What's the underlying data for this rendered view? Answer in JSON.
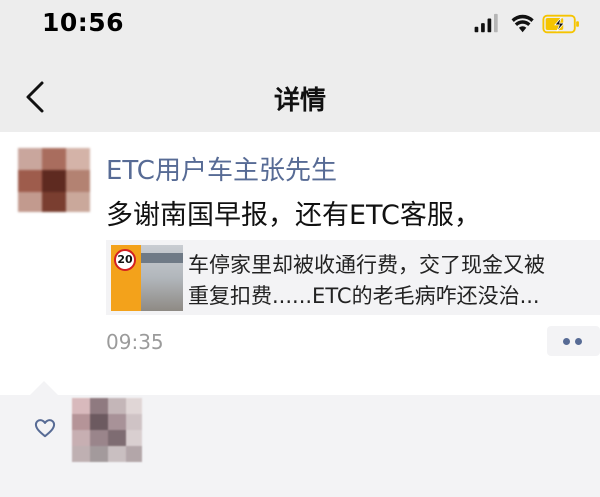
{
  "status_bar": {
    "time": "10:56"
  },
  "nav": {
    "title": "详情"
  },
  "post": {
    "author": "ETC用户车主张先生",
    "text": "多谢南国早报，还有ETC客服，",
    "link_card": {
      "title_line1": "车停家里却被收通行费，交了现金又被",
      "title_line2": "重复扣费......ETC的老毛病咋还没治...",
      "thumbnail_sign": "20"
    },
    "time": "09:35"
  },
  "colors": {
    "link_blue": "#576b95",
    "header_bg": "#ededed",
    "card_bg": "#f3f3f5",
    "battery_yellow": "#f5c400"
  },
  "icons": {
    "back": "chevron-left-icon",
    "signal": "signal-icon",
    "wifi": "wifi-icon",
    "battery": "battery-charging-icon",
    "more": "more-dots-icon",
    "like": "heart-icon"
  }
}
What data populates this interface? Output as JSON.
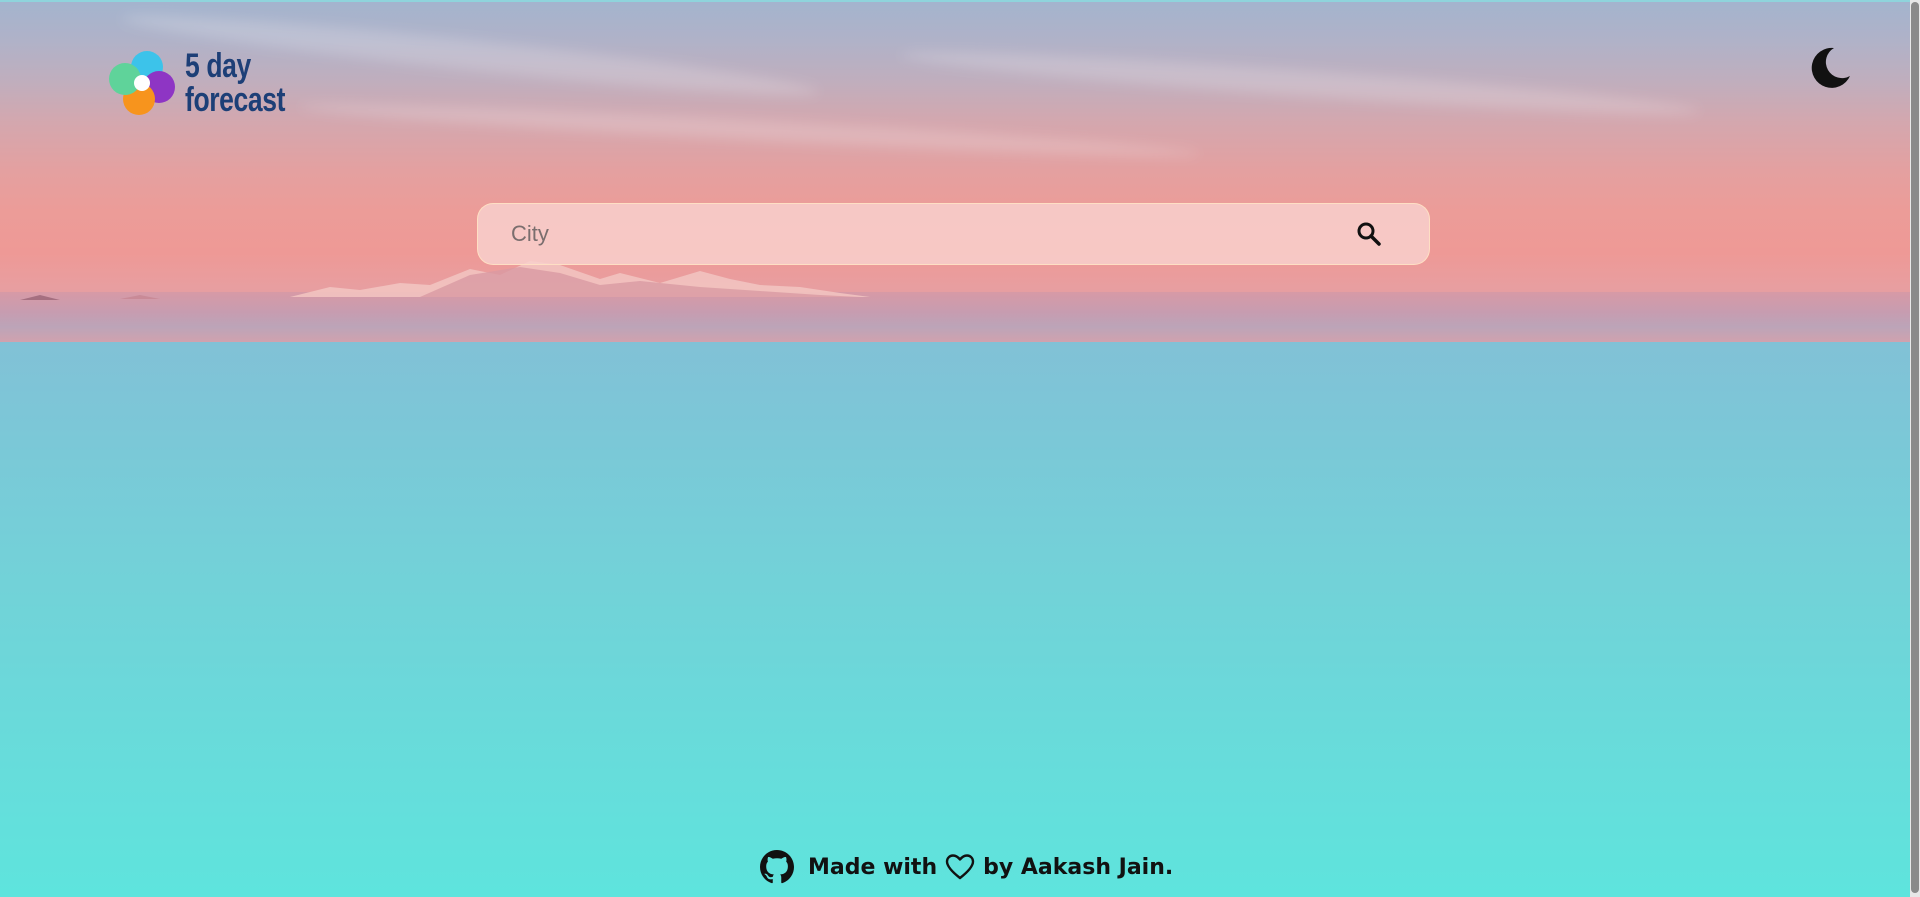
{
  "app": {
    "logo_line1": "5 day",
    "logo_line2": "forecast"
  },
  "icons": {
    "logo": "pinwheel-logo-icon",
    "theme_toggle": "moon-icon",
    "search": "search-icon",
    "github": "github-icon",
    "heart": "heart-outline-icon"
  },
  "search": {
    "placeholder": "City",
    "value": ""
  },
  "footer": {
    "made_with": "Made with",
    "by_author": "by Aakash Jain."
  },
  "colors": {
    "logo_text": "#1d3f77",
    "logo_cyan": "#3cc3ea",
    "logo_purple": "#8e35c4",
    "logo_orange": "#f7941d",
    "logo_green": "#5fd39a",
    "background_top": "#93b1d4",
    "background_bottom": "#5ee4dd"
  }
}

···

THE REQUEST —
From the records above, report the count of lines containing "heart" and nothing more.

SOLUTION —
2